Instructions for the task.
Repeat the listing exactly as given, omitting every image.

Listing start

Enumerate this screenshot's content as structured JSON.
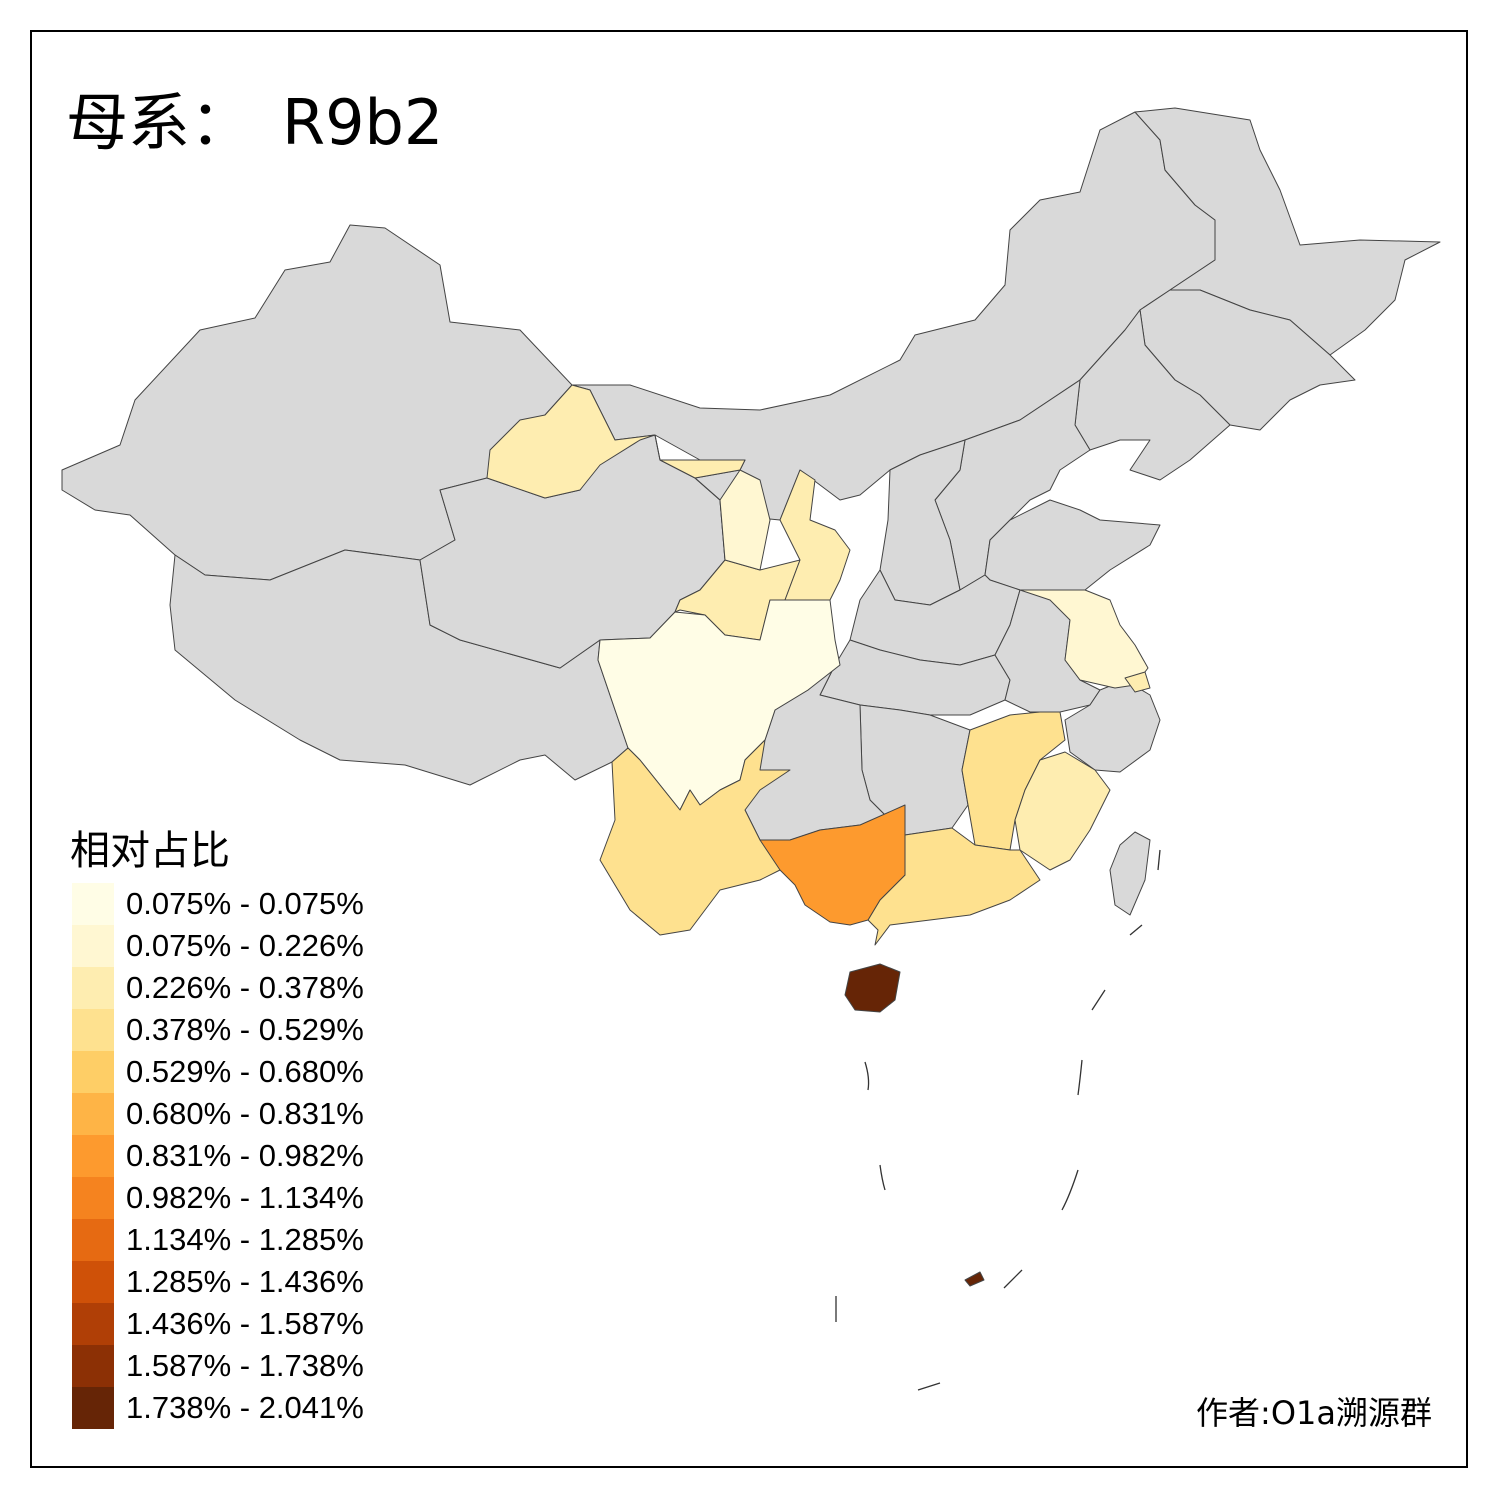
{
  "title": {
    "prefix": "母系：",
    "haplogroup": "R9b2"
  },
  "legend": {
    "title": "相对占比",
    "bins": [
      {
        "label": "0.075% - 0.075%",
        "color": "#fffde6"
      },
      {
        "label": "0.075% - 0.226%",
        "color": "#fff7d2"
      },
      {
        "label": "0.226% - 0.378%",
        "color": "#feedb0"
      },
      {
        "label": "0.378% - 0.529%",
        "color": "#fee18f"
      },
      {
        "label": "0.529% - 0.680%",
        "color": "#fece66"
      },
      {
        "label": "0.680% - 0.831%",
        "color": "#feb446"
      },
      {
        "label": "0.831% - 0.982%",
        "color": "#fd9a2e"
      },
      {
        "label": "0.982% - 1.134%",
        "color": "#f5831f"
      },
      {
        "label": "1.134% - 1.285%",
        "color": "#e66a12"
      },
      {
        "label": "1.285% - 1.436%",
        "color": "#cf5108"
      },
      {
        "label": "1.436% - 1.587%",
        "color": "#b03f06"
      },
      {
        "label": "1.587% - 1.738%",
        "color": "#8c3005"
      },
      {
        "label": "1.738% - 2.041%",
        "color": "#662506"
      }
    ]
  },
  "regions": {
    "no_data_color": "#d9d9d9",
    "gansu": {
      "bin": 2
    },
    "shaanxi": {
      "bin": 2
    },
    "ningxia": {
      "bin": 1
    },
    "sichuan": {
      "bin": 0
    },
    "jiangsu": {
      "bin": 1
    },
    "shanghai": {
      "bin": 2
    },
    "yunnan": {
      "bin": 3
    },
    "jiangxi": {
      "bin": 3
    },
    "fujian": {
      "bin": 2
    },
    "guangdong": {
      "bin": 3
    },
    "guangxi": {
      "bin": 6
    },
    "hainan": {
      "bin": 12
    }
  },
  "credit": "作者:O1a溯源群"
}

Listing end

Result of the task.
Enumerate this screenshot's content as structured JSON.
{
  "title": {
    "prefix": "母系：",
    "haplogroup": "R9b2"
  },
  "legend": {
    "title": "相对占比",
    "bins": [
      {
        "label": "0.075% - 0.075%",
        "color": "#fffde6"
      },
      {
        "label": "0.075% - 0.226%",
        "color": "#fff7d2"
      },
      {
        "label": "0.226% - 0.378%",
        "color": "#feedb0"
      },
      {
        "label": "0.378% - 0.529%",
        "color": "#fee18f"
      },
      {
        "label": "0.529% - 0.680%",
        "color": "#fece66"
      },
      {
        "label": "0.680% - 0.831%",
        "color": "#feb446"
      },
      {
        "label": "0.831% - 0.982%",
        "color": "#fd9a2e"
      },
      {
        "label": "0.982% - 1.134%",
        "color": "#f5831f"
      },
      {
        "label": "1.134% - 1.285%",
        "color": "#e66a12"
      },
      {
        "label": "1.285% - 1.436%",
        "color": "#cf5108"
      },
      {
        "label": "1.436% - 1.587%",
        "color": "#b03f06"
      },
      {
        "label": "1.587% - 1.738%",
        "color": "#8c3005"
      },
      {
        "label": "1.738% - 2.041%",
        "color": "#662506"
      }
    ]
  },
  "regions": {
    "no_data_color": "#d9d9d9",
    "gansu": {
      "bin": 2
    },
    "shaanxi": {
      "bin": 2
    },
    "ningxia": {
      "bin": 1
    },
    "sichuan": {
      "bin": 0
    },
    "jiangsu": {
      "bin": 1
    },
    "shanghai": {
      "bin": 2
    },
    "yunnan": {
      "bin": 3
    },
    "jiangxi": {
      "bin": 3
    },
    "fujian": {
      "bin": 2
    },
    "guangdong": {
      "bin": 3
    },
    "guangxi": {
      "bin": 6
    },
    "hainan": {
      "bin": 12
    }
  },
  "credit": "作者:O1a溯源群"
}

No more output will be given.